Your objective — Your copy of the material must match it exactly, except that pictures are dropped.
※ ※ ※
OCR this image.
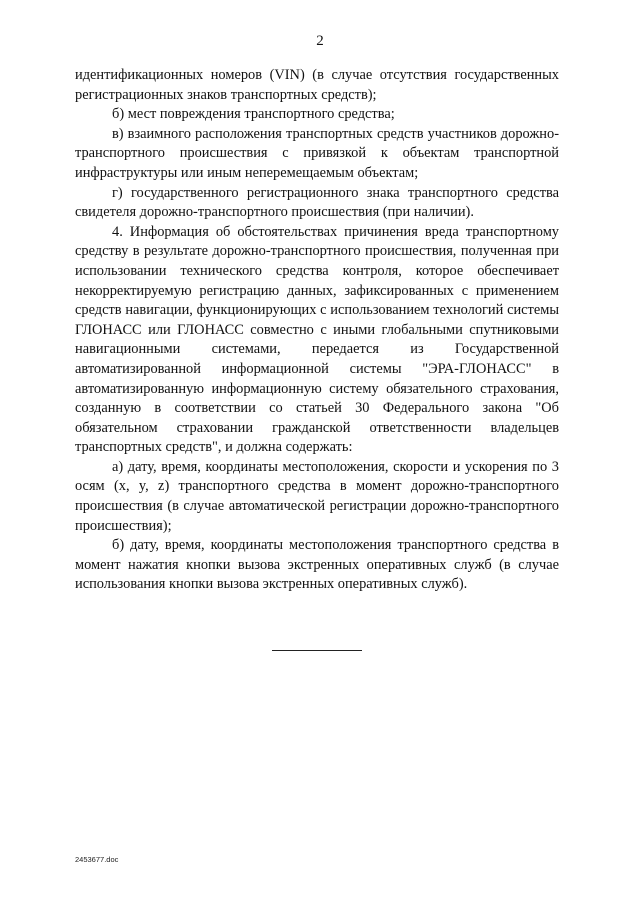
2

идентификационных номеров (VIN) (в случае отсутствия государственных регистрационных знаков транспортных средств);

б) мест повреждения транспортного средства;

в) взаимного расположения транспортных средств участников дорожно-транспортного происшествия с привязкой к объектам транспортной инфраструктуры или иным неперемещаемым объектам;

г) государственного регистрационного знака транспортного средства свидетеля дорожно-транспортного происшествия (при наличии).

4. Информация об обстоятельствах причинения вреда транспортному средству в результате дорожно-транспортного происшествия, полученная при использовании технического средства контроля, которое обеспечивает некорректируемую регистрацию данных, зафиксированных с применением средств навигации, функционирующих с использованием технологий системы ГЛОНАСС или ГЛОНАСС совместно с иными глобальными спутниковыми навигационными системами, передается из Государственной автоматизированной информационной системы "ЭРА-ГЛОНАСС" в автоматизированную информационную систему обязательного страхования, созданную в соответствии со статьей 30 Федерального закона "Об обязательном страховании гражданской ответственности владельцев транспортных средств", и должна содержать:

а) дату, время, координаты местоположения, скорости и ускорения по 3 осям (x, y, z) транспортного средства в момент дорожно-транспортного происшествия (в случае автоматической регистрации дорожно-транспортного происшествия);

б) дату, время, координаты местоположения транспортного средства в момент нажатия кнопки вызова экстренных оперативных служб (в случае использования кнопки вызова экстренных оперативных служб).

2453677.doc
※ ※ ※
Solution for this exercise —
OCR this image.
2

идентификационных номеров (VIN) (в случае отсутствия государственных регистрационных знаков транспортных средств);

б) мест повреждения транспортного средства;

в) взаимного расположения транспортных средств участников дорожно-транспортного происшествия с привязкой к объектам транспортной инфраструктуры или иным неперемещаемым объектам;

г) государственного регистрационного знака транспортного средства свидетеля дорожно-транспортного происшествия (при наличии).

4. Информация об обстоятельствах причинения вреда транспортному средству в результате дорожно-транспортного происшествия, полученная при использовании технического средства контроля, которое обеспечивает некорректируемую регистрацию данных, зафиксированных с применением средств навигации, функционирующих с использованием технологий системы ГЛОНАСС или ГЛОНАСС совместно с иными глобальными спутниковыми навигационными системами, передается из Государственной автоматизированной информационной системы "ЭРА-ГЛОНАСС" в автоматизированную информационную систему обязательного страхования, созданную в соответствии со статьей 30 Федерального закона "Об обязательном страховании гражданской ответственности владельцев транспортных средств", и должна содержать:

а) дату, время, координаты местоположения, скорости и ускорения по 3 осям (x, y, z) транспортного средства в момент дорожно-транспортного происшествия (в случае автоматической регистрации дорожно-транспортного происшествия);

б) дату, время, координаты местоположения транспортного средства в момент нажатия кнопки вызова экстренных оперативных служб (в случае использования кнопки вызова экстренных оперативных служб).

2453677.doc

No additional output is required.